#### Your objective:
Write out all of the lines below, exactly and completely.

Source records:

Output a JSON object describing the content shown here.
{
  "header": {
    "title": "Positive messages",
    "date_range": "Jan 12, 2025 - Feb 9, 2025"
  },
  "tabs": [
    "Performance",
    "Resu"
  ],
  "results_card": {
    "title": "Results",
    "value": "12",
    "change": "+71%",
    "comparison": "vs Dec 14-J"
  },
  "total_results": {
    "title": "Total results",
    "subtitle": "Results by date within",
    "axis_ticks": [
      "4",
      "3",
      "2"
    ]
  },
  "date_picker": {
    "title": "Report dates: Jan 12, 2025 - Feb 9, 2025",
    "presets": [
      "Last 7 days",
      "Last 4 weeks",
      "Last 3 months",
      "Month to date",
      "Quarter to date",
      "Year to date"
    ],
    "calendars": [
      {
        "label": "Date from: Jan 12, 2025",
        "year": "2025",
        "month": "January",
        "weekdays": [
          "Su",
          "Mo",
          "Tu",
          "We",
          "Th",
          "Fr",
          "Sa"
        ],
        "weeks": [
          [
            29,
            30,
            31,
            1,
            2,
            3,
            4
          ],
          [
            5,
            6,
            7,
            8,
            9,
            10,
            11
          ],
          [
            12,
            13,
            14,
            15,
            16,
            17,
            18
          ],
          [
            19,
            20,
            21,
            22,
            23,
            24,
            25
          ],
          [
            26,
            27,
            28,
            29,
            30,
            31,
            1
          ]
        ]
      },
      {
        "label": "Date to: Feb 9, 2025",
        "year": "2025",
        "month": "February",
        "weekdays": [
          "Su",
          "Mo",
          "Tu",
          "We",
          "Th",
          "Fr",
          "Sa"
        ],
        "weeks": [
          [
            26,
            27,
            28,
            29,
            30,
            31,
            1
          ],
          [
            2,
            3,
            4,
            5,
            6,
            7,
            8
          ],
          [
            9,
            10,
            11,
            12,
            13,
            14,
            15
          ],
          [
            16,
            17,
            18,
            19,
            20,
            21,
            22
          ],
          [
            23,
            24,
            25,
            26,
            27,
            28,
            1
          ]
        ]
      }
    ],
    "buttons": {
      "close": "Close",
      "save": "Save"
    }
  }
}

#### Solution for this task:
Output a JSON object describing the content shown here.
{
  "header": {
    "title": "Positive messages",
    "date_range": "Jan 12, 2025 - Feb 9, 2025"
  },
  "tabs": [
    "Performance",
    "Resu"
  ],
  "results_card": {
    "title": "Results",
    "value": "12",
    "change": "+71%",
    "comparison": "vs Dec 14-J"
  },
  "total_results": {
    "title": "Total results",
    "subtitle": "Results by date within",
    "axis_ticks": [
      "4",
      "3",
      "2"
    ]
  },
  "date_picker": {
    "title": "Report dates: Jan 12, 2025 - Feb 9, 2025",
    "presets": [
      "Last 7 days",
      "Last 4 weeks",
      "Last 3 months",
      "Month to date",
      "Quarter to date",
      "Year to date"
    ],
    "calendars": [
      {
        "label": "Date from: Jan 12, 2025",
        "year": "2025",
        "month": "January",
        "weekdays": [
          "Su",
          "Mo",
          "Tu",
          "We",
          "Th",
          "Fr",
          "Sa"
        ],
        "weeks": [
          [
            29,
            30,
            31,
            1,
            2,
            3,
            4
          ],
          [
            5,
            6,
            7,
            8,
            9,
            10,
            11
          ],
          [
            12,
            13,
            14,
            15,
            16,
            17,
            18
          ],
          [
            19,
            20,
            21,
            22,
            23,
            24,
            25
          ],
          [
            26,
            27,
            28,
            29,
            30,
            31,
            1
          ]
        ]
      },
      {
        "label": "Date to: Feb 9, 2025",
        "year": "2025",
        "month": "February",
        "weekdays": [
          "Su",
          "Mo",
          "Tu",
          "We",
          "Th",
          "Fr",
          "Sa"
        ],
        "weeks": [
          [
            26,
            27,
            28,
            29,
            30,
            31,
            1
          ],
          [
            2,
            3,
            4,
            5,
            6,
            7,
            8
          ],
          [
            9,
            10,
            11,
            12,
            13,
            14,
            15
          ],
          [
            16,
            17,
            18,
            19,
            20,
            21,
            22
          ],
          [
            23,
            24,
            25,
            26,
            27,
            28,
            1
          ]
        ]
      }
    ],
    "buttons": {
      "close": "Close",
      "save": "Save"
    }
  }
}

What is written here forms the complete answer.